-- WHAT YOU ARE ASKED TO DO --
Reproduce every record below exactly as written, leaving out any pictures.

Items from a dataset

++++++++++++++++++++

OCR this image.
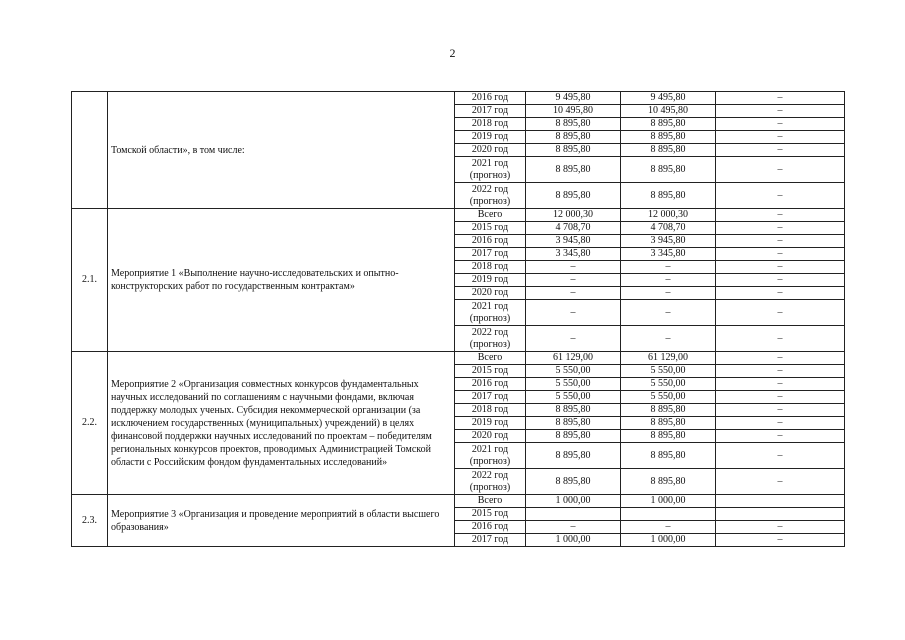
2
	Томской области», в том числе:	2016 год	9 495,80	9 495,80	–
		2017 год	10 495,80	10 495,80	–
		2018 год	8 895,80	8 895,80	–
		2019 год	8 895,80	8 895,80	–
		2020 год	8 895,80	8 895,80	–
		2021 год (прогноз)	8 895,80	8 895,80	–
		2022 год (прогноз)	8 895,80	8 895,80	–
2.1.	Мероприятие 1 «Выполнение научно-исследовательских и опытно-конструкторских работ по государственным контрактам»	Всего	12 000,30	12 000,30	–
		2015 год	4 708,70	4 708,70	–
		2016 год	3 945,80	3 945,80	–
		2017 год	3 345,80	3 345,80	–
		2018 год	–	–	–
		2019 год	–	–	–
		2020 год	–	–	–
		2021 год (прогноз)	–	–	–
		2022 год (прогноз)	–	–	–
2.2.	Мероприятие 2 «Организация совместных конкурсов фундаментальных научных исследований по соглашениям с научными фондами, включая поддержку молодых ученых. Субсидия некоммерческой организации (за исключением государственных (муниципальных) учреждений) в целях финансовой поддержки научных исследований по проектам – победителям региональных конкурсов проектов, проводимых Администрацией Томской области с Российским фондом фундаментальных исследований»	Всего	61 129,00	61 129,00	–
		2015 год	5 550,00	5 550,00	–
		2016 год	5 550,00	5 550,00	–
		2017 год	5 550,00	5 550,00	–
		2018 год	8 895,80	8 895,80	–
		2019 год	8 895,80	8 895,80	–
		2020 год	8 895,80	8 895,80	–
		2021 год (прогноз)	8 895,80	8 895,80	–
		2022 год (прогноз)	8 895,80	8 895,80	–
2.3.	Мероприятие 3 «Организация и проведение мероприятий в области высшего образования»	Всего	1 000,00	1 000,00	
		2015 год			
		2016 год	–	–	–
		2017 год	1 000,00	1 000,00	–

++++++++++++++++++++

-- IN RESPONSE --
OCR this image.
2
	Томской области», в том числе:	2016 год	9 495,80	9 495,80	–
		2017 год	10 495,80	10 495,80	–
		2018 год	8 895,80	8 895,80	–
		2019 год	8 895,80	8 895,80	–
		2020 год	8 895,80	8 895,80	–
		2021 год (прогноз)	8 895,80	8 895,80	–
		2022 год (прогноз)	8 895,80	8 895,80	–
2.1.	Мероприятие 1 «Выполнение научно-исследовательских и опытно-конструкторских работ по государственным контрактам»	Всего	12 000,30	12 000,30	–
		2015 год	4 708,70	4 708,70	–
		2016 год	3 945,80	3 945,80	–
		2017 год	3 345,80	3 345,80	–
		2018 год	–	–	–
		2019 год	–	–	–
		2020 год	–	–	–
		2021 год (прогноз)	–	–	–
		2022 год (прогноз)	–	–	–
2.2.	Мероприятие 2 «Организация совместных конкурсов фундаментальных научных исследований по соглашениям с научными фондами, включая поддержку молодых ученых. Субсидия некоммерческой организации (за исключением государственных (муниципальных) учреждений) в целях финансовой поддержки научных исследований по проектам – победителям региональных конкурсов проектов, проводимых Администрацией Томской области с Российским фондом фундаментальных исследований»	Всего	61 129,00	61 129,00	–
		2015 год	5 550,00	5 550,00	–
		2016 год	5 550,00	5 550,00	–
		2017 год	5 550,00	5 550,00	–
		2018 год	8 895,80	8 895,80	–
		2019 год	8 895,80	8 895,80	–
		2020 год	8 895,80	8 895,80	–
		2021 год (прогноз)	8 895,80	8 895,80	–
		2022 год (прогноз)	8 895,80	8 895,80	–
2.3.	Мероприятие 3 «Организация и проведение мероприятий в области высшего образования»	Всего	1 000,00	1 000,00	
		2015 год			
		2016 год	–	–	–
		2017 год	1 000,00	1 000,00	–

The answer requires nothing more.